**Task to carry out**
Look over the lines below. Report each one that includes the string "just".

**Input records**
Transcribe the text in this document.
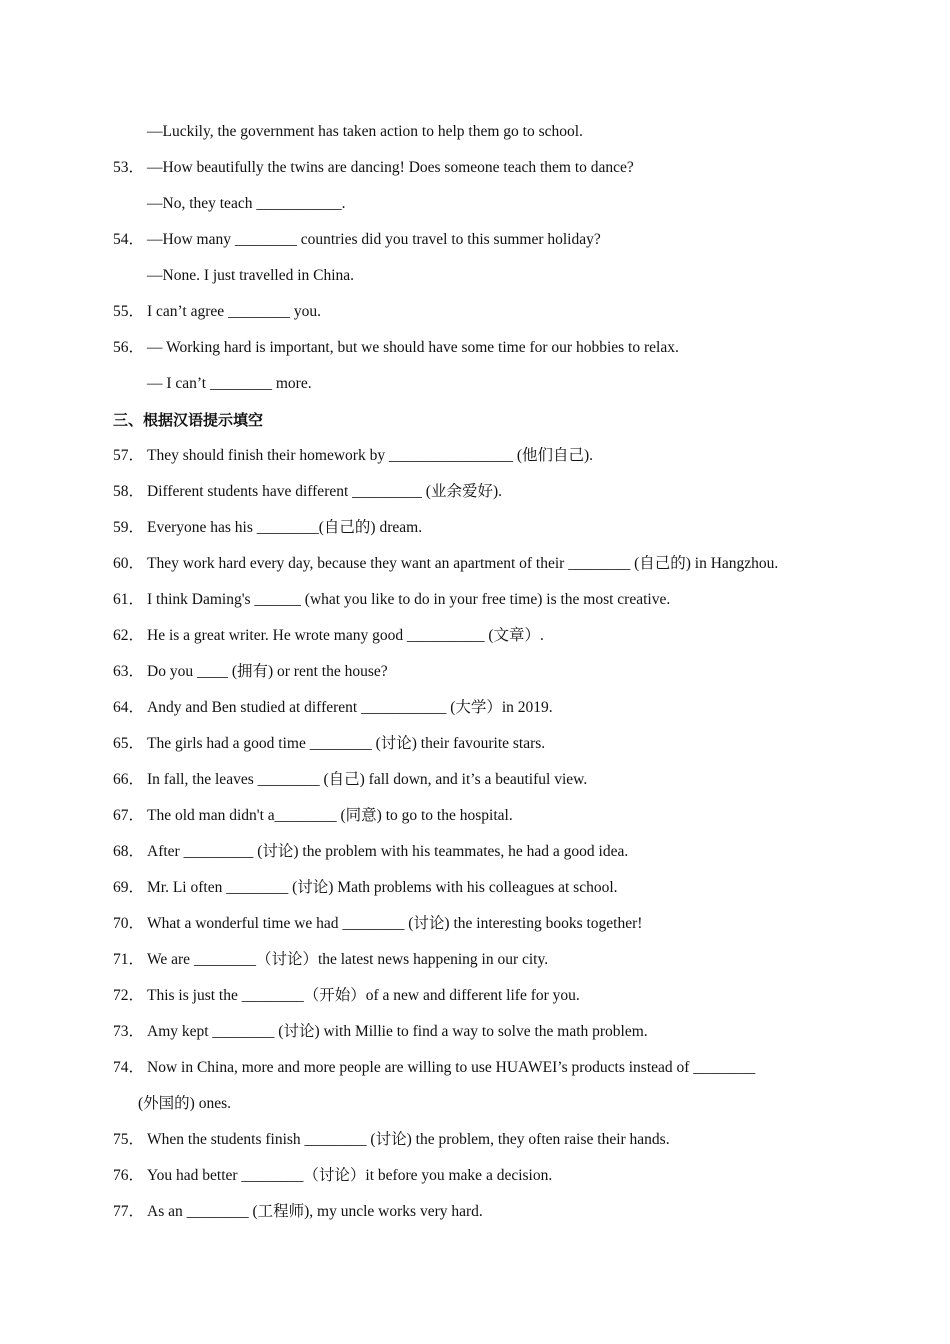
—Luckily, the government has taken action to help them go to school.
53． —How beautifully the twins are dancing! Does someone teach them to dance?
—No, they teach ___________.
54． —How many ________ countries did you travel to this summer holiday?
—None. I just travelled in China.
55． I can’t agree ________ you.
56． — Working hard is important, but we should have some time for our hobbies to relax.
— I can’t ________ more.
三、根据汉语提示填空
57． They should finish their homework by ________________ (他们自己).
58． Different students have different _________ (业余爱好).
59． Everyone has his ________(自己的) dream.
60． They work hard every day, because they want an apartment of their ________ (自己的) in Hangzhou.
61． I think Daming's ______ (what you like to do in your free time) is the most creative.
62． He is a great writer. He wrote many good __________ (文章）.
63． Do you ____ (拥有) or rent the house?
64． Andy and Ben studied at different ___________ (大学）in 2019.
65． The girls had a good time ________ (讨论) their favourite stars.
66． In fall, the leaves ________ (自己) fall down, and it’s a beautiful view.
67． The old man didn't a________ (同意) to go to the hospital.
68． After _________ (讨论) the problem with his teammates, he had a good idea.
69． Mr. Li often ________ (讨论) Math problems with his colleagues at school.
70． What a wonderful time we had ________ (讨论) the interesting books together!
71． We are ________（讨论）the latest news happening in our city.
72． This is just the ________（开始）of a new and different life for you.
73． Amy kept ________ (讨论) with Millie to find a way to solve the math problem.
74． Now in China, more and more people are willing to use HUAWEI’s products instead of ________
(外国的) ones.
75． When the students finish ________ (讨论) the problem, they often raise their hands.
76． You had better ________（讨论）it before you make a decision.
77． As an ________ (工程师), my uncle works very hard.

**Output for this task**
—None. I just travelled in China.
72． This is just the ________（开始）of a new and different life for you.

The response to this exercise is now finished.